## TASK DETAILS
Each entry below should be reproduced character for character.

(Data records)
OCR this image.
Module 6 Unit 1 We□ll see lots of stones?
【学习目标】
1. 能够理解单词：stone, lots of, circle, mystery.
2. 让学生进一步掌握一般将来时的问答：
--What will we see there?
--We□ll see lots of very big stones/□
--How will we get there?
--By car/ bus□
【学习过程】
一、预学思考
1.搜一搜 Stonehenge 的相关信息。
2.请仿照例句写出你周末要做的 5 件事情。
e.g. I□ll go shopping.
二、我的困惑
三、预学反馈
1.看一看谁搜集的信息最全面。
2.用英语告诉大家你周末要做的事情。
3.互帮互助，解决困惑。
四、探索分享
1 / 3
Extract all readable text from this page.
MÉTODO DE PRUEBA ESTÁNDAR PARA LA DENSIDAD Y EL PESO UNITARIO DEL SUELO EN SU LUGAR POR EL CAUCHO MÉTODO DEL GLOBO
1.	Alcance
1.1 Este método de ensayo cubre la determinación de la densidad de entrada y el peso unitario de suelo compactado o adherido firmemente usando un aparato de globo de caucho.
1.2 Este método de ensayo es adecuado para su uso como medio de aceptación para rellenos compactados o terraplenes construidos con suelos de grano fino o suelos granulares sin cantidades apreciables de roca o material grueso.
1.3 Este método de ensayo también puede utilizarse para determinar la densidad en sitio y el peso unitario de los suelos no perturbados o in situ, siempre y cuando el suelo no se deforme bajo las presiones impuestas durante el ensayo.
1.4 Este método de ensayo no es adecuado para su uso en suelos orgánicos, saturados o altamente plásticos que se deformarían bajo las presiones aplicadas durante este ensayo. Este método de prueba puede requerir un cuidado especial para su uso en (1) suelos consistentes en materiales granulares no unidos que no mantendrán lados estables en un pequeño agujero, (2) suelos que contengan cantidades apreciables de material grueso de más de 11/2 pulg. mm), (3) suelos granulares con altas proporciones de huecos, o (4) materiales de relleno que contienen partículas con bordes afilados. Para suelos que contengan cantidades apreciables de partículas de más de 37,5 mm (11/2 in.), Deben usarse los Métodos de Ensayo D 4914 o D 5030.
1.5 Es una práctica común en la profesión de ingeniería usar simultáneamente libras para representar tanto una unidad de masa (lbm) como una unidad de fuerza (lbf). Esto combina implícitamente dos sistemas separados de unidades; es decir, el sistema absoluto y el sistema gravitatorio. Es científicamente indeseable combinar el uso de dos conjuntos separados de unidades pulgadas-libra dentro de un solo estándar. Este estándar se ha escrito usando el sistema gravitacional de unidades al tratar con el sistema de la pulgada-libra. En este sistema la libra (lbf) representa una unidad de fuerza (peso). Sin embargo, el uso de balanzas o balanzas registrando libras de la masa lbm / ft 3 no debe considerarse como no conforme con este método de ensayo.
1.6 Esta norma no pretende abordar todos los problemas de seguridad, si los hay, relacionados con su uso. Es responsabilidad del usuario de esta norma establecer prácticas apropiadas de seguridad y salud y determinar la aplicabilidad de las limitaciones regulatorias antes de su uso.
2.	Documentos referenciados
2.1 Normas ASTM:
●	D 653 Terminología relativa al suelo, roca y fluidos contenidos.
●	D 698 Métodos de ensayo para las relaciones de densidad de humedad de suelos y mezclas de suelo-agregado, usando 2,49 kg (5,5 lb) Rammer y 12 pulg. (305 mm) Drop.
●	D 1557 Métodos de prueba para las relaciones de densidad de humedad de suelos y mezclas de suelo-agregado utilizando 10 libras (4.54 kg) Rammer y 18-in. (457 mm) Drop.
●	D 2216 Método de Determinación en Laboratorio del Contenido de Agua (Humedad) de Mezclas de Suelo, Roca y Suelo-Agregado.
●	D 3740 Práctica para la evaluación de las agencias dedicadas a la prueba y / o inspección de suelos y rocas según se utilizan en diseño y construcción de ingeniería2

## REPLY
OCR this image.
Module 6 Unit 1 We□ll see lots of stones?
【学习目标】
1. 能够理解单词：stone, lots of, circle, mystery.
2. 让学生进一步掌握一般将来时的问答：
--What will we see there?
--We□ll see lots of very big stones/□
--How will we get there?
--By car/ bus□
【学习过程】
一、预学思考
1.搜一搜 Stonehenge 的相关信息。
2.请仿照例句写出你周末要做的 5 件事情。
e.g. I□ll go shopping.
二、我的困惑
三、预学反馈
1.看一看谁搜集的信息最全面。
2.用英语告诉大家你周末要做的事情。
3.互帮互助，解决困惑。
四、探索分享
1 / 3
Extract all readable text from this page.
MÉTODO DE PRUEBA ESTÁNDAR PARA LA DENSIDAD Y EL PESO UNITARIO DEL SUELO EN SU LUGAR POR EL CAUCHO MÉTODO DEL GLOBO
1.	Alcance
1.1 Este método de ensayo cubre la determinación de la densidad de entrada y el peso unitario de suelo compactado o adherido firmemente usando un aparato de globo de caucho.
1.2 Este método de ensayo es adecuado para su uso como medio de aceptación para rellenos compactados o terraplenes construidos con suelos de grano fino o suelos granulares sin cantidades apreciables de roca o material grueso.
1.3 Este método de ensayo también puede utilizarse para determinar la densidad en sitio y el peso unitario de los suelos no perturbados o in situ, siempre y cuando el suelo no se deforme bajo las presiones impuestas durante el ensayo.
1.4 Este método de ensayo no es adecuado para su uso en suelos orgánicos, saturados o altamente plásticos que se deformarían bajo las presiones aplicadas durante este ensayo. Este método de prueba puede requerir un cuidado especial para su uso en (1) suelos consistentes en materiales granulares no unidos que no mantendrán lados estables en un pequeño agujero, (2) suelos que contengan cantidades apreciables de material grueso de más de 11/2 pulg. mm), (3) suelos granulares con altas proporciones de huecos, o (4) materiales de relleno que contienen partículas con bordes afilados. Para suelos que contengan cantidades apreciables de partículas de más de 37,5 mm (11/2 in.), Deben usarse los Métodos de Ensayo D 4914 o D 5030.
1.5 Es una práctica común en la profesión de ingeniería usar simultáneamente libras para representar tanto una unidad de masa (lbm) como una unidad de fuerza (lbf). Esto combina implícitamente dos sistemas separados de unidades; es decir, el sistema absoluto y el sistema gravitatorio. Es científicamente indeseable combinar el uso de dos conjuntos separados de unidades pulgadas-libra dentro de un solo estándar. Este estándar se ha escrito usando el sistema gravitacional de unidades al tratar con el sistema de la pulgada-libra. En este sistema la libra (lbf) representa una unidad de fuerza (peso). Sin embargo, el uso de balanzas o balanzas registrando libras de la masa lbm / ft 3 no debe considerarse como no conforme con este método de ensayo.
1.6 Esta norma no pretende abordar todos los problemas de seguridad, si los hay, relacionados con su uso. Es responsabilidad del usuario de esta norma establecer prácticas apropiadas de seguridad y salud y determinar la aplicabilidad de las limitaciones regulatorias antes de su uso.
2.	Documentos referenciados
2.1 Normas ASTM:
●	D 653 Terminología relativa al suelo, roca y fluidos contenidos.
●	D 698 Métodos de ensayo para las relaciones de densidad de humedad de suelos y mezclas de suelo-agregado, usando 2,49 kg (5,5 lb) Rammer y 12 pulg. (305 mm) Drop.
●	D 1557 Métodos de prueba para las relaciones de densidad de humedad de suelos y mezclas de suelo-agregado utilizando 10 libras (4.54 kg) Rammer y 18-in. (457 mm) Drop.
●	D 2216 Método de Determinación en Laboratorio del Contenido de Agua (Humedad) de Mezclas de Suelo, Roca y Suelo-Agregado.
●	D 3740 Práctica para la evaluación de las agencias dedicadas a la prueba y / o inspección de suelos y rocas según se utilizan en diseño y construcción de ingeniería2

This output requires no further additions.